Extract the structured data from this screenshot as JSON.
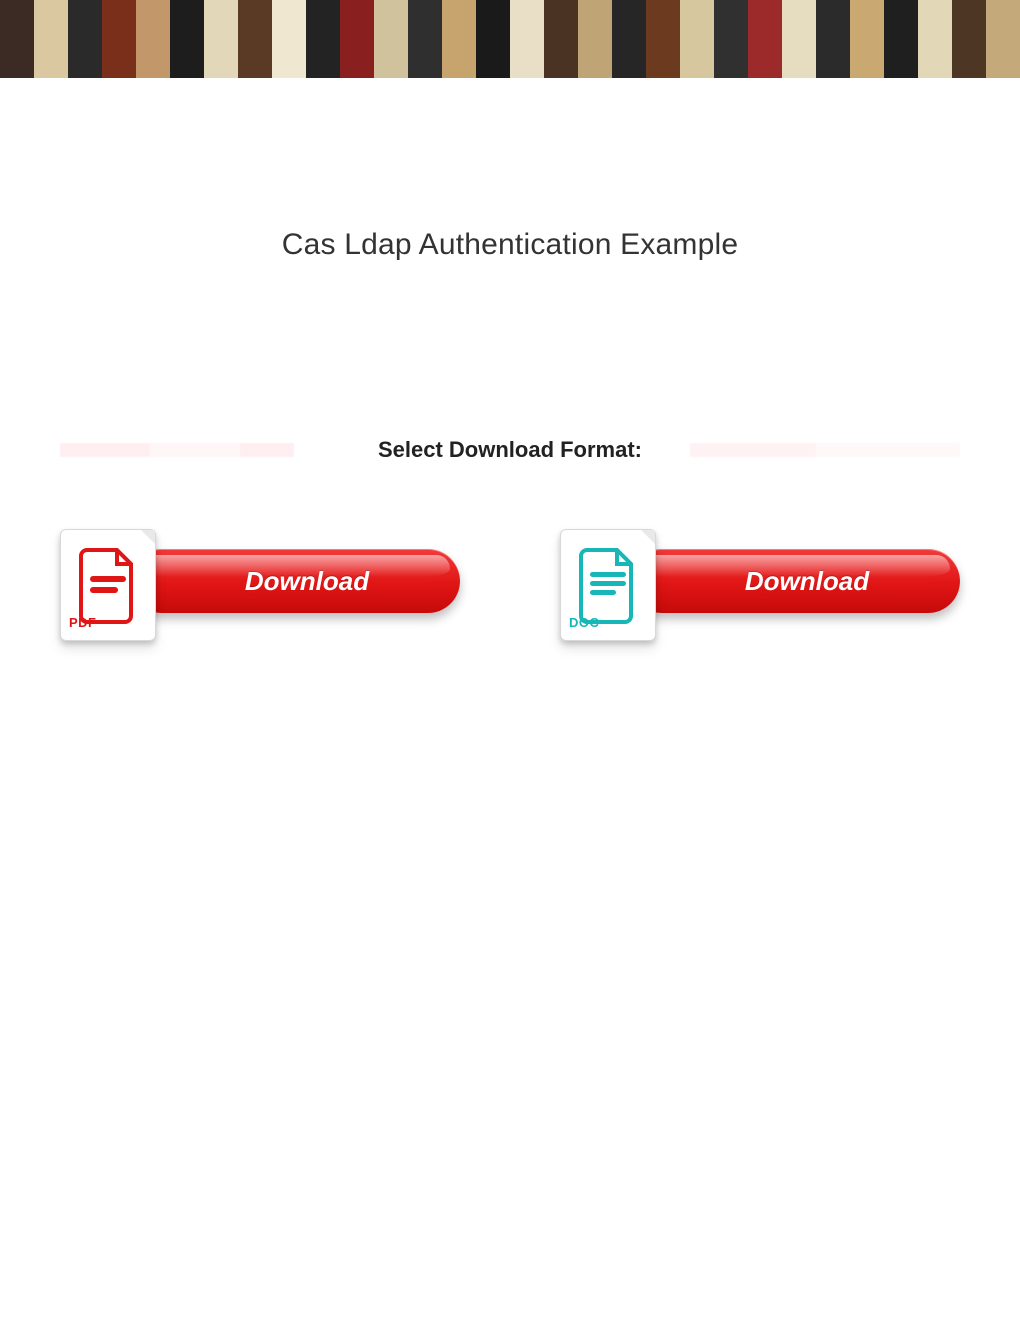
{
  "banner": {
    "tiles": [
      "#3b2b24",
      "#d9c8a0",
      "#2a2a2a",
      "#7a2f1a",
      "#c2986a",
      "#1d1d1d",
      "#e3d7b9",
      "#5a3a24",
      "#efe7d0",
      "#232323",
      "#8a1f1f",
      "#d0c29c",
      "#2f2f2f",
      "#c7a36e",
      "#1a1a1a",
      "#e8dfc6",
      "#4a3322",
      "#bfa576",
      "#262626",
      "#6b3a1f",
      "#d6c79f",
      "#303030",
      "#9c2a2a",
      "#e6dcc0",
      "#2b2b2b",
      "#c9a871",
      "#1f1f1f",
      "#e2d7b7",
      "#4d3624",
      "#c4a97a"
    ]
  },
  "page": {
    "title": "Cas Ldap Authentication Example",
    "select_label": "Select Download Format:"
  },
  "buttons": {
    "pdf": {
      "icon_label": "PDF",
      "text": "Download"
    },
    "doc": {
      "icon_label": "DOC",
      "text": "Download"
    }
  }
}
==================================================
→ **WORK TO DO**
Copy each line of the records precisely and drop any images they hold.

→ **TASK RESULT**
Extract the structured data from this screenshot as JSON.
{
  "banner": {
    "tiles": [
      "#3b2b24",
      "#d9c8a0",
      "#2a2a2a",
      "#7a2f1a",
      "#c2986a",
      "#1d1d1d",
      "#e3d7b9",
      "#5a3a24",
      "#efe7d0",
      "#232323",
      "#8a1f1f",
      "#d0c29c",
      "#2f2f2f",
      "#c7a36e",
      "#1a1a1a",
      "#e8dfc6",
      "#4a3322",
      "#bfa576",
      "#262626",
      "#6b3a1f",
      "#d6c79f",
      "#303030",
      "#9c2a2a",
      "#e6dcc0",
      "#2b2b2b",
      "#c9a871",
      "#1f1f1f",
      "#e2d7b7",
      "#4d3624",
      "#c4a97a"
    ]
  },
  "page": {
    "title": "Cas Ldap Authentication Example",
    "select_label": "Select Download Format:"
  },
  "buttons": {
    "pdf": {
      "icon_label": "PDF",
      "text": "Download"
    },
    "doc": {
      "icon_label": "DOC",
      "text": "Download"
    }
  }
}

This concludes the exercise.